▶ [TASK INSTRUCTIONS]
Write out every single entry exactly.

▶ [DATA PROVIDED]
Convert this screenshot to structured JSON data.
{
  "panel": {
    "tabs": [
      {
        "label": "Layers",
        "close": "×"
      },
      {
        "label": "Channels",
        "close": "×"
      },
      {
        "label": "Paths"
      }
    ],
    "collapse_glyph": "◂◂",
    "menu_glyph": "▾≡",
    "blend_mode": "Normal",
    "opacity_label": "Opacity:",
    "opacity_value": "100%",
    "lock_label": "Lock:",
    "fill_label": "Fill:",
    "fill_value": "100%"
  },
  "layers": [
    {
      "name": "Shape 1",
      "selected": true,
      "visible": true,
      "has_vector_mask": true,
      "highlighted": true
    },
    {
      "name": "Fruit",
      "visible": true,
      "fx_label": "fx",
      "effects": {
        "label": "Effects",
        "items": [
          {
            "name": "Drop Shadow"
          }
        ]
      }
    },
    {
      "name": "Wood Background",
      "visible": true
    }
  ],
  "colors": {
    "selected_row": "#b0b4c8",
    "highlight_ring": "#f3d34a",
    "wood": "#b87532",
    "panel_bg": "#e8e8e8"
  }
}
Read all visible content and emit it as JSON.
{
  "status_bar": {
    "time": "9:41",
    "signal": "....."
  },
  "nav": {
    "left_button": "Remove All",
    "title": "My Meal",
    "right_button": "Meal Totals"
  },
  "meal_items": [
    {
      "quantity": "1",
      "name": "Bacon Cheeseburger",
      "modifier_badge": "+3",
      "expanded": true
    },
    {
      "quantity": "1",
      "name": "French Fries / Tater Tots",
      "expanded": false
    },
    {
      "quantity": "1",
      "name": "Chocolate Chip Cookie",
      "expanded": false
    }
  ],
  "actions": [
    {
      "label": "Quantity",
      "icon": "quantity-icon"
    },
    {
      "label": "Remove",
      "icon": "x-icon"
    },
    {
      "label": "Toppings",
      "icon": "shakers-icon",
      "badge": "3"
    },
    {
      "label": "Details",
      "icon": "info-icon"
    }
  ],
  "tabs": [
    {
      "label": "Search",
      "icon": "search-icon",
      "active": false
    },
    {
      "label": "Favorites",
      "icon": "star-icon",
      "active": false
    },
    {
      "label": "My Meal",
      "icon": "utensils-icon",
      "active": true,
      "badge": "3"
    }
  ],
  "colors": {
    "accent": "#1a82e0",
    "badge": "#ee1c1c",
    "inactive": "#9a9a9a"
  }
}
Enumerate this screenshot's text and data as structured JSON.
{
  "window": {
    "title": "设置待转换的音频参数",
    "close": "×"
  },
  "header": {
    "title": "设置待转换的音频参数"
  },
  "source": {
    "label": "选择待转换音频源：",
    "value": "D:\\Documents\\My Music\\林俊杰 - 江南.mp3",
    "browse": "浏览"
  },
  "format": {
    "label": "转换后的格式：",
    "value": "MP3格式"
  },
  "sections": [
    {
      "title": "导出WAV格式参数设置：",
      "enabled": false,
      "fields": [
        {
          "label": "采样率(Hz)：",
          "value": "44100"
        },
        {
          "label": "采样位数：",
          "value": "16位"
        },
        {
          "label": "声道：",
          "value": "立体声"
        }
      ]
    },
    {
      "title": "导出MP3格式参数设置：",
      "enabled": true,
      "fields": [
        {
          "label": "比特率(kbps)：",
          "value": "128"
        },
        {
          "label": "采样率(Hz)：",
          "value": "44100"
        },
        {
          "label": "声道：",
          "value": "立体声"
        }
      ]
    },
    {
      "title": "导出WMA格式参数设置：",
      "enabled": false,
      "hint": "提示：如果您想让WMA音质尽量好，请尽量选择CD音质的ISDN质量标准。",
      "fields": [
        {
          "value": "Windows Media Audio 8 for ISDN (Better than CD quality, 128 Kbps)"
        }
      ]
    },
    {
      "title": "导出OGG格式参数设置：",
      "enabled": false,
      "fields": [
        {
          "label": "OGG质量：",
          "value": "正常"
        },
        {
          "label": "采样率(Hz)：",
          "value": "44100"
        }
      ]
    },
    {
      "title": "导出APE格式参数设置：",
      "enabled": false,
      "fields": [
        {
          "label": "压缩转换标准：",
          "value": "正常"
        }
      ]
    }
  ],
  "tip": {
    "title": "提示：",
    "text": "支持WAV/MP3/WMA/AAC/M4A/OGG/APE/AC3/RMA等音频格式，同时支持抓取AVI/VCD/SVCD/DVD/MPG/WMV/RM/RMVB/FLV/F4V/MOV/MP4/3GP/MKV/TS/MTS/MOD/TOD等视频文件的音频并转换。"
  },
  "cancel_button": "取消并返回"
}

▶ [RESULT OF THE EXERCISE]
Convert this screenshot to structured JSON data.
{
  "panel": {
    "tabs": [
      {
        "label": "Layers",
        "close": "×"
      },
      {
        "label": "Channels",
        "close": "×"
      },
      {
        "label": "Paths"
      }
    ],
    "collapse_glyph": "◂◂",
    "menu_glyph": "▾≡",
    "blend_mode": "Normal",
    "opacity_label": "Opacity:",
    "opacity_value": "100%",
    "lock_label": "Lock:",
    "fill_label": "Fill:",
    "fill_value": "100%"
  },
  "layers": [
    {
      "name": "Shape 1",
      "selected": true,
      "visible": true,
      "has_vector_mask": true,
      "highlighted": true
    },
    {
      "name": "Fruit",
      "visible": true,
      "fx_label": "fx",
      "effects": {
        "label": "Effects",
        "items": [
          {
            "name": "Drop Shadow"
          }
        ]
      }
    },
    {
      "name": "Wood Background",
      "visible": true
    }
  ],
  "colors": {
    "selected_row": "#b0b4c8",
    "highlight_ring": "#f3d34a",
    "wood": "#b87532",
    "panel_bg": "#e8e8e8"
  }
}
Read all visible content and emit it as JSON.
{
  "status_bar": {
    "time": "9:41",
    "signal": "....."
  },
  "nav": {
    "left_button": "Remove All",
    "title": "My Meal",
    "right_button": "Meal Totals"
  },
  "meal_items": [
    {
      "quantity": "1",
      "name": "Bacon Cheeseburger",
      "modifier_badge": "+3",
      "expanded": true
    },
    {
      "quantity": "1",
      "name": "French Fries / Tater Tots",
      "expanded": false
    },
    {
      "quantity": "1",
      "name": "Chocolate Chip Cookie",
      "expanded": false
    }
  ],
  "actions": [
    {
      "label": "Quantity",
      "icon": "quantity-icon"
    },
    {
      "label": "Remove",
      "icon": "x-icon"
    },
    {
      "label": "Toppings",
      "icon": "shakers-icon",
      "badge": "3"
    },
    {
      "label": "Details",
      "icon": "info-icon"
    }
  ],
  "tabs": [
    {
      "label": "Search",
      "icon": "search-icon",
      "active": false
    },
    {
      "label": "Favorites",
      "icon": "star-icon",
      "active": false
    },
    {
      "label": "My Meal",
      "icon": "utensils-icon",
      "active": true,
      "badge": "3"
    }
  ],
  "colors": {
    "accent": "#1a82e0",
    "badge": "#ee1c1c",
    "inactive": "#9a9a9a"
  }
}
Enumerate this screenshot's text and data as structured JSON.
{
  "window": {
    "title": "设置待转换的音频参数",
    "close": "×"
  },
  "header": {
    "title": "设置待转换的音频参数"
  },
  "source": {
    "label": "选择待转换音频源：",
    "value": "D:\\Documents\\My Music\\林俊杰 - 江南.mp3",
    "browse": "浏览"
  },
  "format": {
    "label": "转换后的格式：",
    "value": "MP3格式"
  },
  "sections": [
    {
      "title": "导出WAV格式参数设置：",
      "enabled": false,
      "fields": [
        {
          "label": "采样率(Hz)：",
          "value": "44100"
        },
        {
          "label": "采样位数：",
          "value": "16位"
        },
        {
          "label": "声道：",
          "value": "立体声"
        }
      ]
    },
    {
      "title": "导出MP3格式参数设置：",
      "enabled": true,
      "fields": [
        {
          "label": "比特率(kbps)：",
          "value": "128"
        },
        {
          "label": "采样率(Hz)：",
          "value": "44100"
        },
        {
          "label": "声道：",
          "value": "立体声"
        }
      ]
    },
    {
      "title": "导出WMA格式参数设置：",
      "enabled": false,
      "hint": "提示：如果您想让WMA音质尽量好，请尽量选择CD音质的ISDN质量标准。",
      "fields": [
        {
          "value": "Windows Media Audio 8 for ISDN (Better than CD quality, 128 Kbps)"
        }
      ]
    },
    {
      "title": "导出OGG格式参数设置：",
      "enabled": false,
      "fields": [
        {
          "label": "OGG质量：",
          "value": "正常"
        },
        {
          "label": "采样率(Hz)：",
          "value": "44100"
        }
      ]
    },
    {
      "title": "导出APE格式参数设置：",
      "enabled": false,
      "fields": [
        {
          "label": "压缩转换标准：",
          "value": "正常"
        }
      ]
    }
  ],
  "tip": {
    "title": "提示：",
    "text": "支持WAV/MP3/WMA/AAC/M4A/OGG/APE/AC3/RMA等音频格式，同时支持抓取AVI/VCD/SVCD/DVD/MPG/WMV/RM/RMVB/FLV/F4V/MOV/MP4/3GP/MKV/TS/MTS/MOD/TOD等视频文件的音频并转换。"
  },
  "cancel_button": "取消并返回"
}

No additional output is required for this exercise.